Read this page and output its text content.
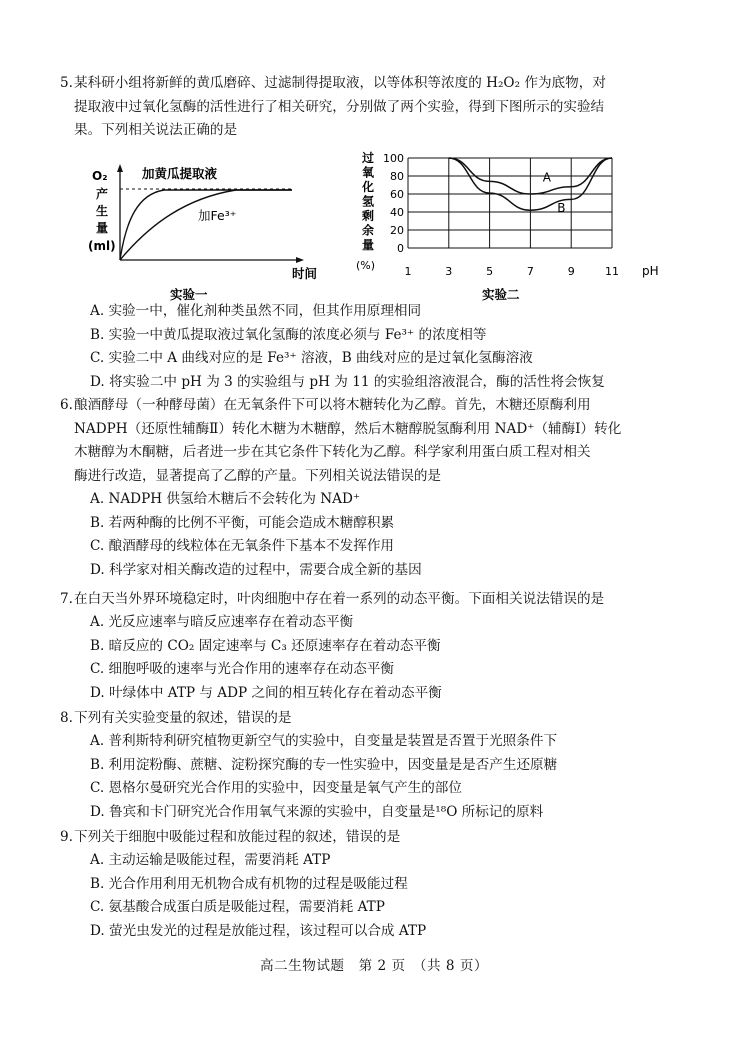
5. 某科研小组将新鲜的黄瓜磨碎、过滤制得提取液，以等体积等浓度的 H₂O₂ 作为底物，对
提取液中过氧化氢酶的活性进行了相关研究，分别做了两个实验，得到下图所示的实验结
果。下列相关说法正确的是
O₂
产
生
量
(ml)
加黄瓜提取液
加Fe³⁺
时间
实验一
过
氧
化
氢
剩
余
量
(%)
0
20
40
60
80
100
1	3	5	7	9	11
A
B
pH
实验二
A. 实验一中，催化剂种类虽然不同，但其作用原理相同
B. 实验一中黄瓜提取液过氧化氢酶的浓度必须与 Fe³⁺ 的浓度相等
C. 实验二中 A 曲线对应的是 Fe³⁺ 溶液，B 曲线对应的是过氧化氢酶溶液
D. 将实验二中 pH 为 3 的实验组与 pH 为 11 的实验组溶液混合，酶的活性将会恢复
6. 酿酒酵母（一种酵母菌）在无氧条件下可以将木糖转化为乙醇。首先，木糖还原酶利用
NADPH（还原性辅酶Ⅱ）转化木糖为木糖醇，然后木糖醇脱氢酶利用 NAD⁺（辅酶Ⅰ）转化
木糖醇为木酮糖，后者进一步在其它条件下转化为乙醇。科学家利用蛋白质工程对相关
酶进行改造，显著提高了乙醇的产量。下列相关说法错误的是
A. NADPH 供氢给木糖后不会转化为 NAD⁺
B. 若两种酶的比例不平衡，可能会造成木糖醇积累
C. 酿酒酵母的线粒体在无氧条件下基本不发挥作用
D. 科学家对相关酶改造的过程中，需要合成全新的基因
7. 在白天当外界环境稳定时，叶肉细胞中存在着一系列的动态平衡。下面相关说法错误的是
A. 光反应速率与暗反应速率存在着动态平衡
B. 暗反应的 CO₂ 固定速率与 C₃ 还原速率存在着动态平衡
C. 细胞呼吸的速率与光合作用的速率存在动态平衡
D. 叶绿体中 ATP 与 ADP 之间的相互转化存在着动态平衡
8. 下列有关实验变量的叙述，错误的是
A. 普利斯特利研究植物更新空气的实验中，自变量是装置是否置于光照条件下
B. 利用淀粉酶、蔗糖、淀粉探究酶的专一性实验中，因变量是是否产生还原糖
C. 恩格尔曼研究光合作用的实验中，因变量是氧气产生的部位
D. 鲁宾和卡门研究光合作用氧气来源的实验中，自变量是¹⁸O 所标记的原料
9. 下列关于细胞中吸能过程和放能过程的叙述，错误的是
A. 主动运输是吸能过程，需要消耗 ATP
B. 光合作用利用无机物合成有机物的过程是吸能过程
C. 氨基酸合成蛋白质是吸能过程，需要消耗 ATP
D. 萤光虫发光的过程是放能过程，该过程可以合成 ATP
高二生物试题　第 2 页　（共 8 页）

+===+

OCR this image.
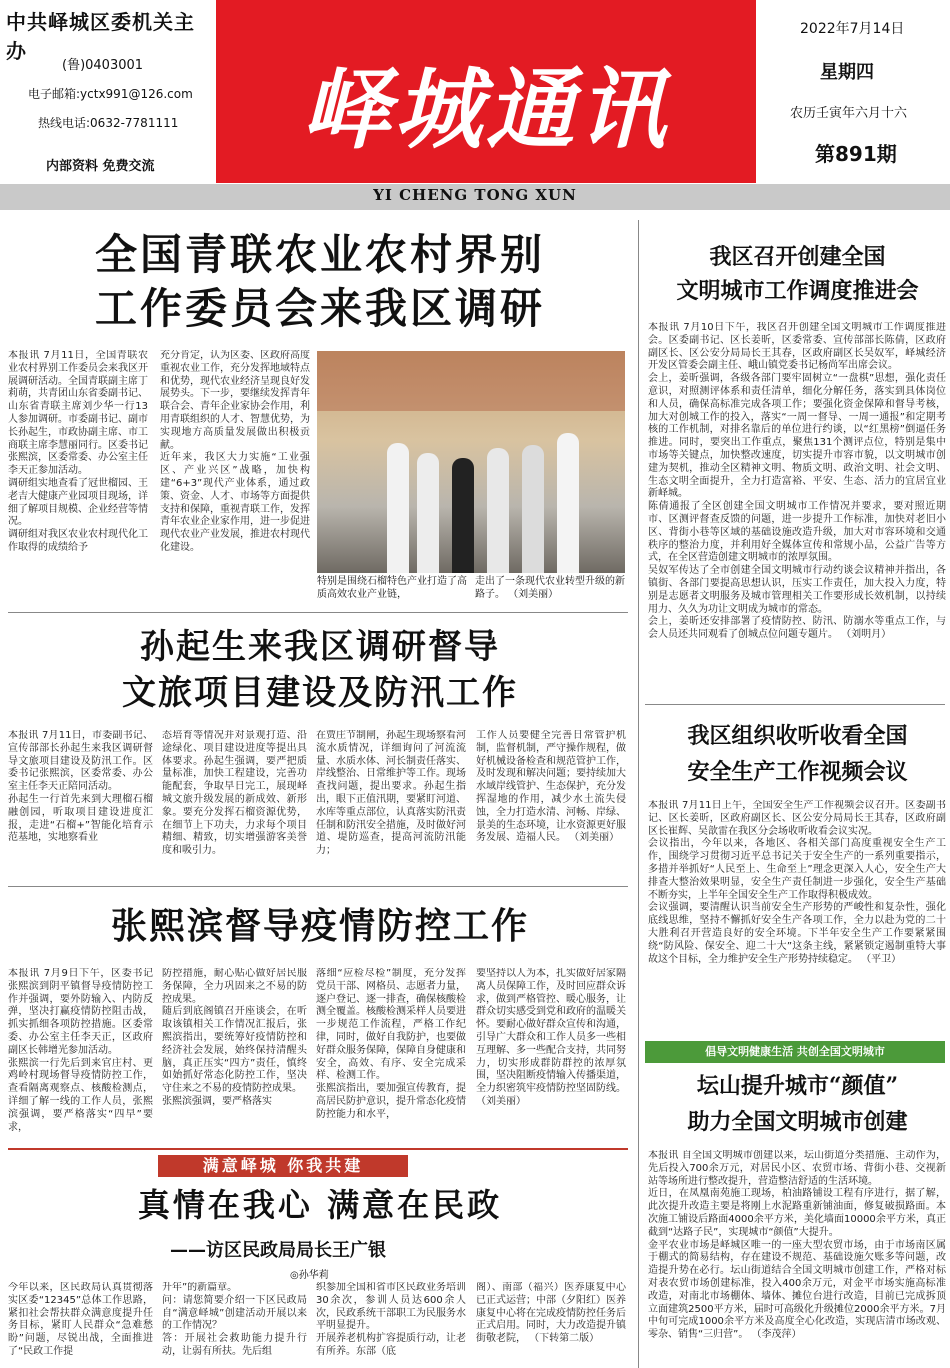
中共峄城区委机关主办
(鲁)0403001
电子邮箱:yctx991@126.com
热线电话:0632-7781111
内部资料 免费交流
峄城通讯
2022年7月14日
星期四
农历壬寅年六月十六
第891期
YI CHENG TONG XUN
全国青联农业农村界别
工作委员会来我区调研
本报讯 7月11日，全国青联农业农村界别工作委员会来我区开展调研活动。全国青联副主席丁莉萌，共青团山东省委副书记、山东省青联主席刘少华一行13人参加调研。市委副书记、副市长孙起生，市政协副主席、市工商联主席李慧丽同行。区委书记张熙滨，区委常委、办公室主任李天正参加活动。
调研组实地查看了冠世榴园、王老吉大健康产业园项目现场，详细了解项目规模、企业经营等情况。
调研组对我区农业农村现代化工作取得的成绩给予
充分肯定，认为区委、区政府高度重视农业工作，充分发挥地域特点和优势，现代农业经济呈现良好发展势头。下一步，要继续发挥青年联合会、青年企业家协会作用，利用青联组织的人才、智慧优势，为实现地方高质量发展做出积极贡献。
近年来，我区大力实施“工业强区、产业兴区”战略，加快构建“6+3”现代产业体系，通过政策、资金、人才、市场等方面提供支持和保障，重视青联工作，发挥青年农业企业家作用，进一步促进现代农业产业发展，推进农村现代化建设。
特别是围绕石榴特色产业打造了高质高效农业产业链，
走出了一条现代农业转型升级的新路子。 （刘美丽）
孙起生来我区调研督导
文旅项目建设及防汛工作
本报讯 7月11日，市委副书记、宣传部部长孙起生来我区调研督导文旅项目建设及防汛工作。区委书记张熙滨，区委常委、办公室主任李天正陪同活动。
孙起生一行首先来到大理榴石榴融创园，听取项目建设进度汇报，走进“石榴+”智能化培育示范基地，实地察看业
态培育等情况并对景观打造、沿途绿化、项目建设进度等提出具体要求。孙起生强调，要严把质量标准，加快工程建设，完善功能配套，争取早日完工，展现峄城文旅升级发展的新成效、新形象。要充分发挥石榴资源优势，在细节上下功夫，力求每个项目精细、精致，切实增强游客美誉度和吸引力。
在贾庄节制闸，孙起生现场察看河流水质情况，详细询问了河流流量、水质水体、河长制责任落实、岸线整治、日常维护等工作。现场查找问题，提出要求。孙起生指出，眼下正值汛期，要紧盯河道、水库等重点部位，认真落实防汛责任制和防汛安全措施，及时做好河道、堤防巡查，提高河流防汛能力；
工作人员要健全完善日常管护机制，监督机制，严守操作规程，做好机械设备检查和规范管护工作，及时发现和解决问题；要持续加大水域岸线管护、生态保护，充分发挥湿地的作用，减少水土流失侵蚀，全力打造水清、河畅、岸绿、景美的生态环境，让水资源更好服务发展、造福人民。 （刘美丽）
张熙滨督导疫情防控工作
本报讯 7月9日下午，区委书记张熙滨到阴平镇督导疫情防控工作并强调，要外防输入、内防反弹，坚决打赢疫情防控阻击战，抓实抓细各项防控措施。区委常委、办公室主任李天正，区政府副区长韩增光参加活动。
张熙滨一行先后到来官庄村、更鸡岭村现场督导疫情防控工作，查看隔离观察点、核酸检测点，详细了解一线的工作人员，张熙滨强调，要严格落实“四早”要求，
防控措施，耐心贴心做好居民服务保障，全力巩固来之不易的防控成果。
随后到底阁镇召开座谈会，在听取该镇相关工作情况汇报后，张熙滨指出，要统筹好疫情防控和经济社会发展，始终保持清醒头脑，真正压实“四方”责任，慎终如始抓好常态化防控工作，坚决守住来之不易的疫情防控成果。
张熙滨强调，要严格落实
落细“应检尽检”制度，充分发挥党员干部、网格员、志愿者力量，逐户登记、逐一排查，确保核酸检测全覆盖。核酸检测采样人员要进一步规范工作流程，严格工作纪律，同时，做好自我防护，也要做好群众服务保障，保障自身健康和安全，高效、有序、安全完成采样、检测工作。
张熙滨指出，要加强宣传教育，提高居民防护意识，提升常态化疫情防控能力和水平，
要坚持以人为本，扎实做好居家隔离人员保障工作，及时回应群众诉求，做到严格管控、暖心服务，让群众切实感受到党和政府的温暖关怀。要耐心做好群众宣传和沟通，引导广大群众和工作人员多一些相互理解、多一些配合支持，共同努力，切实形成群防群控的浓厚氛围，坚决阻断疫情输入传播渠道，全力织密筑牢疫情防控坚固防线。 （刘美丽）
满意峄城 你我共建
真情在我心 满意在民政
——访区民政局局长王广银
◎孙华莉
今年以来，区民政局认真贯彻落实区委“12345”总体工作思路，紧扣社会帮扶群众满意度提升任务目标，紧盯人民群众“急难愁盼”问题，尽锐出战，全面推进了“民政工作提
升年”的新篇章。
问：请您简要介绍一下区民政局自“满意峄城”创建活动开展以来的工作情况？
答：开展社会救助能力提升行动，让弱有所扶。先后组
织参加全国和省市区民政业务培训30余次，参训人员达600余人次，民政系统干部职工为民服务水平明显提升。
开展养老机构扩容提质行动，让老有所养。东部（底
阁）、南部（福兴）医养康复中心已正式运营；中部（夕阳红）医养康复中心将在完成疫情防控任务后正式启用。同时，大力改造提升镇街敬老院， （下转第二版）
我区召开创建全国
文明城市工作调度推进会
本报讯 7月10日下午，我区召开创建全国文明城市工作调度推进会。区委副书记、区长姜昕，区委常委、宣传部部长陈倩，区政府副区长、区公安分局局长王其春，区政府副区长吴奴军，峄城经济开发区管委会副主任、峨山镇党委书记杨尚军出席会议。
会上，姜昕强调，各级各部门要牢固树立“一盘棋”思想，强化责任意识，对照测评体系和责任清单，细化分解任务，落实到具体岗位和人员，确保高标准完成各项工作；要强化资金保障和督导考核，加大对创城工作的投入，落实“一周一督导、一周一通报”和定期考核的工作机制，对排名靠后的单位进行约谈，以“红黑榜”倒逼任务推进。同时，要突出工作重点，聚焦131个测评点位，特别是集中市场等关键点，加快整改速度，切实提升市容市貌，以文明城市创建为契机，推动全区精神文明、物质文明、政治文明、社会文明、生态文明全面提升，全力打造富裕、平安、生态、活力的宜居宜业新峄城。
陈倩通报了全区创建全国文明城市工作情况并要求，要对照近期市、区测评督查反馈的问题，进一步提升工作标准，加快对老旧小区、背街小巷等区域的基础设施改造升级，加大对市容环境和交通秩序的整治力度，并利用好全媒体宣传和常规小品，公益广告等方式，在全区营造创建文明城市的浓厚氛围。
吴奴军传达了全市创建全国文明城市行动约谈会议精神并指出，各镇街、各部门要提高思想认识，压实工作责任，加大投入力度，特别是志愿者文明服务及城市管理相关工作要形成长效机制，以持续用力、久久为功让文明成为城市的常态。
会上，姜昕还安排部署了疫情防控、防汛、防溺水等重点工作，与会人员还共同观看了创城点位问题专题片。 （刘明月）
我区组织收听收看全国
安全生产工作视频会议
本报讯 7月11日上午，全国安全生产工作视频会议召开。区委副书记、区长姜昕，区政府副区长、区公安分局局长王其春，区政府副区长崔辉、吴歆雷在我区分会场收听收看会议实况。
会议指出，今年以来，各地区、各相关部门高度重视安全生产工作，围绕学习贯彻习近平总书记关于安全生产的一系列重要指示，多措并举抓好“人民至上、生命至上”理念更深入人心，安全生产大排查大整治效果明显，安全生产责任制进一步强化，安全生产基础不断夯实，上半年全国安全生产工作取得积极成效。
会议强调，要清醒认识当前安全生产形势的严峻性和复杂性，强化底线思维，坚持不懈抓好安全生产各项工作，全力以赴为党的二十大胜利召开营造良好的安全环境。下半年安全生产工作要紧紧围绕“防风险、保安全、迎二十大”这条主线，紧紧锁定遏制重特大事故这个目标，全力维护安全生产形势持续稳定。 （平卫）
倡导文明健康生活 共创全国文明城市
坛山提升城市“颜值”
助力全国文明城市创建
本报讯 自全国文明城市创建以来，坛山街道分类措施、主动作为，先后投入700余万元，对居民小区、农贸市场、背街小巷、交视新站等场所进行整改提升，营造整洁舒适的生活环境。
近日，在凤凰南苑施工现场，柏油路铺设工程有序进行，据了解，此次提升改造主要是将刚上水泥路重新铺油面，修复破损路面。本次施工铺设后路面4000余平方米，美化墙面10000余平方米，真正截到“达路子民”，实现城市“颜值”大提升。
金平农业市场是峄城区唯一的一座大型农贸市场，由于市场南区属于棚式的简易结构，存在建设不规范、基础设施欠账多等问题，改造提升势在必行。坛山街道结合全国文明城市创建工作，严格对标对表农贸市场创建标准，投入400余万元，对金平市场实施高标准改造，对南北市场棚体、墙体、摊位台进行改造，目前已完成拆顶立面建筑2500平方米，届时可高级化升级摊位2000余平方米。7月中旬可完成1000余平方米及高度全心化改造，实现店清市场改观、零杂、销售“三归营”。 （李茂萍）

+===+

Pull out every line of the records above that contains the word "今年以来".

Complete answer:
今年以来，区民政局认真贯彻落实区委“12345”总体工作思路，紧扣社会帮扶群众满意度提升任务目标，紧盯人民群众“急难愁盼”问题，尽锐出战，全面推进了“民政工作提
会议指出，今年以来，各地区、各相关部门高度重视安全生产工作，围绕学习贯彻习近平总书记关于安全生产的一系列重要指示，多措并举抓好“人民至上、生命至上”理念更深入人心，安全生产大排查大整治效果明显，安全生产责任制进一步强化，安全生产基础不断夯实，上半年全国安全生产工作取得积极成效。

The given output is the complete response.